***** Records for processing

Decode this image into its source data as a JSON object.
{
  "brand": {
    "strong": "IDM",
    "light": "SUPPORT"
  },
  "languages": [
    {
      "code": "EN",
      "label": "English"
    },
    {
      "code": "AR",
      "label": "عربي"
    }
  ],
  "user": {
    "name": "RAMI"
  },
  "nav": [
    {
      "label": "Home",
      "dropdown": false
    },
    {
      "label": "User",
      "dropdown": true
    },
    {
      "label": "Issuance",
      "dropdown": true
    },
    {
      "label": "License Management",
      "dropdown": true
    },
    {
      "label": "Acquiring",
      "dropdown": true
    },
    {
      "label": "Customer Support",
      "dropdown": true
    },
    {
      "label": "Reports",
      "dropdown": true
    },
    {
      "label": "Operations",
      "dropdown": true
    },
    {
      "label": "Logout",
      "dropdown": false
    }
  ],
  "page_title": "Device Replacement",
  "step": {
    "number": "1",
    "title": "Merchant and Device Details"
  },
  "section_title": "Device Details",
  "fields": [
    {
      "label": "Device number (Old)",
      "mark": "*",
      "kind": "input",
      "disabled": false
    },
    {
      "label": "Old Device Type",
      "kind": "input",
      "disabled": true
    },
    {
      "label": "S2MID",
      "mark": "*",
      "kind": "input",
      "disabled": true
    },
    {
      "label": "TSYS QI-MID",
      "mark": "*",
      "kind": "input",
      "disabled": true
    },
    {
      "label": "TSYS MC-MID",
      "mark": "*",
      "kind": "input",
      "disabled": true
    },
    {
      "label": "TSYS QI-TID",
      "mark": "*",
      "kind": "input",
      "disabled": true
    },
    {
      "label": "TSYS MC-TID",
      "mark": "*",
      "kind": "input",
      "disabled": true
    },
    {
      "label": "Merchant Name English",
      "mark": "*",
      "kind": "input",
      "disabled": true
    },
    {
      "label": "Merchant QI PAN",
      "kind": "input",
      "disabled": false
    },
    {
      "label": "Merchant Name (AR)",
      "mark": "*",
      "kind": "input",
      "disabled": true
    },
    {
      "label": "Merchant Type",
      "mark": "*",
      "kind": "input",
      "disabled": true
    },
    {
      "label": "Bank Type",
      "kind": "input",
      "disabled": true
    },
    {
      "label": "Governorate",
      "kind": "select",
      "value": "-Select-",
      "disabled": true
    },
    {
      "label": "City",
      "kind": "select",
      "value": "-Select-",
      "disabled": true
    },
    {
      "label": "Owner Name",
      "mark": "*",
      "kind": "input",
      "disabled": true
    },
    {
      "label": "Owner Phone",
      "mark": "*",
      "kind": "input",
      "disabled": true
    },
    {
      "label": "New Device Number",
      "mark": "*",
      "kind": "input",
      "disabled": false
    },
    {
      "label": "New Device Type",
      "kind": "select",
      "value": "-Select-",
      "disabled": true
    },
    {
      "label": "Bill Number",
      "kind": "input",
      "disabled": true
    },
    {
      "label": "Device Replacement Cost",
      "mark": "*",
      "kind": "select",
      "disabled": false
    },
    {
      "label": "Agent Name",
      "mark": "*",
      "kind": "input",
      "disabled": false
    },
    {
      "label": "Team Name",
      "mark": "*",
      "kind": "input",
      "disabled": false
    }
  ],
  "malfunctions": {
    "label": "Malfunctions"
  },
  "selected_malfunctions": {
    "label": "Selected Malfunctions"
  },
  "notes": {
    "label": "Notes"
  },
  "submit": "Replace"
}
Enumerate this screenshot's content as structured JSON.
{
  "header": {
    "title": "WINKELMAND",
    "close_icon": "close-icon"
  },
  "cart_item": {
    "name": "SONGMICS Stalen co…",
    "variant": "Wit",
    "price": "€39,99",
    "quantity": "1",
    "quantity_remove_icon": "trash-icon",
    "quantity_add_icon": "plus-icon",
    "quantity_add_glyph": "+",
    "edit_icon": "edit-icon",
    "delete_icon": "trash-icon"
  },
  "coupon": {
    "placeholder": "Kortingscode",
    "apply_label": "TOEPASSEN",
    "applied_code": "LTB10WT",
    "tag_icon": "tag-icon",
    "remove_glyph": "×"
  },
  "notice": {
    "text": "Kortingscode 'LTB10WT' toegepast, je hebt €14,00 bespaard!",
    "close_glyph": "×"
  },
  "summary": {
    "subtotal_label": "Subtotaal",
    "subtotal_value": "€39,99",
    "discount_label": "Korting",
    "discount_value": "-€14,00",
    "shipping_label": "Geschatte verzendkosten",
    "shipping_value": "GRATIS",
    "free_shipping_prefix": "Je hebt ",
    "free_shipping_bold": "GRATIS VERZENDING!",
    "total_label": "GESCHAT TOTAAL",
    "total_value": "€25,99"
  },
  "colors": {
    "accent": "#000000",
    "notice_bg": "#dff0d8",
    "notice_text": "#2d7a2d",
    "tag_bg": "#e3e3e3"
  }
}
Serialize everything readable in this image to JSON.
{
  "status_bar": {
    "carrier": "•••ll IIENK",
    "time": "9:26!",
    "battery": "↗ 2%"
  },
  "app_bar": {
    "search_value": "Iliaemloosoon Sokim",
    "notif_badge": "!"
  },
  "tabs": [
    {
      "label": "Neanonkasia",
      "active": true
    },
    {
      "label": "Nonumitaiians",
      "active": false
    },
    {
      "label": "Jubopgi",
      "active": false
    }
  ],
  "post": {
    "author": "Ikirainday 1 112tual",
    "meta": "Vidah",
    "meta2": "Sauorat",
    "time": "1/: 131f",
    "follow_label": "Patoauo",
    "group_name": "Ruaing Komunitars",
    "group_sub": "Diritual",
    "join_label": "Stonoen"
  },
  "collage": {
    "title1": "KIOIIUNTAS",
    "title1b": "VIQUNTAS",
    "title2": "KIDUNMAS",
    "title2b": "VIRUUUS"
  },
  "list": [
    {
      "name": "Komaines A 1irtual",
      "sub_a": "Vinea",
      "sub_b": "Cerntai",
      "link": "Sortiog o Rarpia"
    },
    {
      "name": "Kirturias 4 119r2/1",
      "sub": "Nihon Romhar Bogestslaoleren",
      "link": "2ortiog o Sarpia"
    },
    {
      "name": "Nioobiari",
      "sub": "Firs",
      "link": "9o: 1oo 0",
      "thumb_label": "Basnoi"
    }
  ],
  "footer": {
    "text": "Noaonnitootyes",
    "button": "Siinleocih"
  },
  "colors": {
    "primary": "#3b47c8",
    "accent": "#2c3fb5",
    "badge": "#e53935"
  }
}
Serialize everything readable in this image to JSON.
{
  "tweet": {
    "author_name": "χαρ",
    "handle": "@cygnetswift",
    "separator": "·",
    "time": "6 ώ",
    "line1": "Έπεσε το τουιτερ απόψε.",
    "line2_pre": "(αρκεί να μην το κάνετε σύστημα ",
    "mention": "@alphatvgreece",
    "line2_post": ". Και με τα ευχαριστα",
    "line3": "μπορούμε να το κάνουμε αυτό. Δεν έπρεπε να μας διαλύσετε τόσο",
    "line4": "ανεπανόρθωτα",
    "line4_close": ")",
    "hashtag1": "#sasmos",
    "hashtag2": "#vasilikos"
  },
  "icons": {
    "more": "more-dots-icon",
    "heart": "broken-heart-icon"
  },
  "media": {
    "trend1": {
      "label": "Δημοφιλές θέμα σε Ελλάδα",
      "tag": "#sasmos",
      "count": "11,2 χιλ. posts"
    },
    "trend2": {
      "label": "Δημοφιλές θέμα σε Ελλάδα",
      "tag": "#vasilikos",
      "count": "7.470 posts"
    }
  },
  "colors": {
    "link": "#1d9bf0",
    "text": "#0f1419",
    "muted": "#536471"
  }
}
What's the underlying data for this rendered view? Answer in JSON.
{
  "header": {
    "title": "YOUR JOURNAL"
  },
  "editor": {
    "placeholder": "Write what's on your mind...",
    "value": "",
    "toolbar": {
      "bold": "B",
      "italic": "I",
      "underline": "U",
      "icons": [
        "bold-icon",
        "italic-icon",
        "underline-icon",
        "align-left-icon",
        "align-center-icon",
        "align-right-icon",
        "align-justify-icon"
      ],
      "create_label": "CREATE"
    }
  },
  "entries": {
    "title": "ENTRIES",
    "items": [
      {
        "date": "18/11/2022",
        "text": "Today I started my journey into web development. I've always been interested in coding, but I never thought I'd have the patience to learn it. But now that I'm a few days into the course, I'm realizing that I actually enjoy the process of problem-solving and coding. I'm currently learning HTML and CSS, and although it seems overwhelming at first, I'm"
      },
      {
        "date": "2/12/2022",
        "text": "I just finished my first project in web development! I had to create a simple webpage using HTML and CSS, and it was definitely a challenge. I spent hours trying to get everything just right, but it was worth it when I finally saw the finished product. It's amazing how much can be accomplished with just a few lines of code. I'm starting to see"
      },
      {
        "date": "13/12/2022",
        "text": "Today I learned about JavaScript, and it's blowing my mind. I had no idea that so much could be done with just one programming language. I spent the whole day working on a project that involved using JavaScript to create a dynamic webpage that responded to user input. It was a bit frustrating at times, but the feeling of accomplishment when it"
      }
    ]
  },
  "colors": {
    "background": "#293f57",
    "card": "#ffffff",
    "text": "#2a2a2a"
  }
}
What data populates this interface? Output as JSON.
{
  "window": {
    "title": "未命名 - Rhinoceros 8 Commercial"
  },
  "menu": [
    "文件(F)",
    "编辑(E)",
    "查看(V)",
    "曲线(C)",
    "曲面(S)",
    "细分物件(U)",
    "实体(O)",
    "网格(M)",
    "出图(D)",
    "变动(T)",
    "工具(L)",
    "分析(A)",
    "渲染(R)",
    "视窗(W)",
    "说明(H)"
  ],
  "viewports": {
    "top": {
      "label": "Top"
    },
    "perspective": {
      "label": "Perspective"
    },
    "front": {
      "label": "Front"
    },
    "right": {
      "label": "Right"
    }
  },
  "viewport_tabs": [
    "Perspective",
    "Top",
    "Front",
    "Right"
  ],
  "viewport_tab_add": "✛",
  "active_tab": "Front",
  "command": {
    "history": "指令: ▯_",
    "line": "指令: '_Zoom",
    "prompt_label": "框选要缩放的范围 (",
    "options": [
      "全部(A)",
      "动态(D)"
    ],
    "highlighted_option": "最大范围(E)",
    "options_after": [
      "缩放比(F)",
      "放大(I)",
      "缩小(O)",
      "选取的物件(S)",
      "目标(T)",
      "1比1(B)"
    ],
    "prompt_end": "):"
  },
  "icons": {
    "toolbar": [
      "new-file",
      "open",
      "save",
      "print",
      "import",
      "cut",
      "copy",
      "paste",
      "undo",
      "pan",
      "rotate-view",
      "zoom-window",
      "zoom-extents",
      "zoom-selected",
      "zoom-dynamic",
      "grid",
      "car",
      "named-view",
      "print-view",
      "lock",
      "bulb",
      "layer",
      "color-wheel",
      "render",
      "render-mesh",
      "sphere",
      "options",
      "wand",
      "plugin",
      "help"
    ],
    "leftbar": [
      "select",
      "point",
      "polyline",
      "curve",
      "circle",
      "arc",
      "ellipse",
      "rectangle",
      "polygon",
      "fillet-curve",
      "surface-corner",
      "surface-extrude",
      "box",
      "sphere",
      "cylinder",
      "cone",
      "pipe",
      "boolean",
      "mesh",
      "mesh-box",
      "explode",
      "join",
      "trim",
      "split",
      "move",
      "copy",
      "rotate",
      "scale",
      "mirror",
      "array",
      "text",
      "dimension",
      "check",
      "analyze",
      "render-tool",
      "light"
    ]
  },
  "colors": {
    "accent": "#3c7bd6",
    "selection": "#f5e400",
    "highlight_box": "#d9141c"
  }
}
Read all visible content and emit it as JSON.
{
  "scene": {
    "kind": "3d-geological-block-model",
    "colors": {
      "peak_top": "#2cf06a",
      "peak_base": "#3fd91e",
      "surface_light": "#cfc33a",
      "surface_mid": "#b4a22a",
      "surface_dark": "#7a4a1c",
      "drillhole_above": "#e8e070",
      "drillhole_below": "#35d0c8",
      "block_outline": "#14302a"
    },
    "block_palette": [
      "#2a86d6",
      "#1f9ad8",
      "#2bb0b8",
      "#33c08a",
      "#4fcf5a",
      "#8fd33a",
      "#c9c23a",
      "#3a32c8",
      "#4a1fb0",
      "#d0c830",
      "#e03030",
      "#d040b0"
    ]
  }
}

**********

Repeat the lines from the one containing "Read all visible content and emit it as JSON." through the end of the listing, exactly and without any other lines; both ends are included.

▶ _In response_:
Read all visible content and emit it as JSON.
{
  "scene": {
    "kind": "3d-geological-block-model",
    "colors": {
      "peak_top": "#2cf06a",
      "peak_base": "#3fd91e",
      "surface_light": "#cfc33a",
      "surface_mid": "#b4a22a",
      "surface_dark": "#7a4a1c",
      "drillhole_above": "#e8e070",
      "drillhole_below": "#35d0c8",
      "block_outline": "#14302a"
    },
    "block_palette": [
      "#2a86d6",
      "#1f9ad8",
      "#2bb0b8",
      "#33c08a",
      "#4fcf5a",
      "#8fd33a",
      "#c9c23a",
      "#3a32c8",
      "#4a1fb0",
      "#d0c830",
      "#e03030",
      "#d040b0"
    ]
  }
}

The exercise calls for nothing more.